▸ Exercise task: The entries need to be copied exactly.

↓↓↓

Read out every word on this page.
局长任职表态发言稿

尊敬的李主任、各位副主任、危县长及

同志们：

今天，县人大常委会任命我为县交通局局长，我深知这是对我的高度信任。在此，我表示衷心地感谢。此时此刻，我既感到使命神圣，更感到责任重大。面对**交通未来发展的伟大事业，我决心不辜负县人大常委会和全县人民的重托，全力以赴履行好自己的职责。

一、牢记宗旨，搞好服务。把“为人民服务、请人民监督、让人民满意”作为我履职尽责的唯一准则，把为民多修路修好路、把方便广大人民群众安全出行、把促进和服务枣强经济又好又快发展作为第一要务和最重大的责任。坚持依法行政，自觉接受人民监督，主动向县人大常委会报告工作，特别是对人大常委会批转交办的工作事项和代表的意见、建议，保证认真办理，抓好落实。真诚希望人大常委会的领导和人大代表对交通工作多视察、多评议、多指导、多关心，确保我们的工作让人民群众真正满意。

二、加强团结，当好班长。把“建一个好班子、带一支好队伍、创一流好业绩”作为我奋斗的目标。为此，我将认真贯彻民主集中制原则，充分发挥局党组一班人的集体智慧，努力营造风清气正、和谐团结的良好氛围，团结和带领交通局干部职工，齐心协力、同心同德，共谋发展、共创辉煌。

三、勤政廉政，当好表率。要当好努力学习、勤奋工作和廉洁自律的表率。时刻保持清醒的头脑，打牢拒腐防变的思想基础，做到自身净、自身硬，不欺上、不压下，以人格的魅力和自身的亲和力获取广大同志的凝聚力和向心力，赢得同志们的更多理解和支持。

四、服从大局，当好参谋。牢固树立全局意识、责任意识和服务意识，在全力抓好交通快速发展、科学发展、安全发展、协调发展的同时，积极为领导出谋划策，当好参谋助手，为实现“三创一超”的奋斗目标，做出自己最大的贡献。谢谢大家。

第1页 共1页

↑↑↑

▸ Answer to this problem:
Read out every word on this page.
局长任职表态发言稿

尊敬的李主任、各位副主任、危县长及

同志们：

今天，县人大常委会任命我为县交通局局长，我深知这是对我的高度信任。在此，我表示衷心地感谢。此时此刻，我既感到使命神圣，更感到责任重大。面对**交通未来发展的伟大事业，我决心不辜负县人大常委会和全县人民的重托，全力以赴履行好自己的职责。

一、牢记宗旨，搞好服务。把“为人民服务、请人民监督、让人民满意”作为我履职尽责的唯一准则，把为民多修路修好路、把方便广大人民群众安全出行、把促进和服务枣强经济又好又快发展作为第一要务和最重大的责任。坚持依法行政，自觉接受人民监督，主动向县人大常委会报告工作，特别是对人大常委会批转交办的工作事项和代表的意见、建议，保证认真办理，抓好落实。真诚希望人大常委会的领导和人大代表对交通工作多视察、多评议、多指导、多关心，确保我们的工作让人民群众真正满意。

二、加强团结，当好班长。把“建一个好班子、带一支好队伍、创一流好业绩”作为我奋斗的目标。为此，我将认真贯彻民主集中制原则，充分发挥局党组一班人的集体智慧，努力营造风清气正、和谐团结的良好氛围，团结和带领交通局干部职工，齐心协力、同心同德，共谋发展、共创辉煌。

三、勤政廉政，当好表率。要当好努力学习、勤奋工作和廉洁自律的表率。时刻保持清醒的头脑，打牢拒腐防变的思想基础，做到自身净、自身硬，不欺上、不压下，以人格的魅力和自身的亲和力获取广大同志的凝聚力和向心力，赢得同志们的更多理解和支持。

四、服从大局，当好参谋。牢固树立全局意识、责任意识和服务意识，在全力抓好交通快速发展、科学发展、安全发展、协调发展的同时，积极为领导出谋划策，当好参谋助手，为实现“三创一超”的奋斗目标，做出自己最大的贡献。谢谢大家。

第1页 共1页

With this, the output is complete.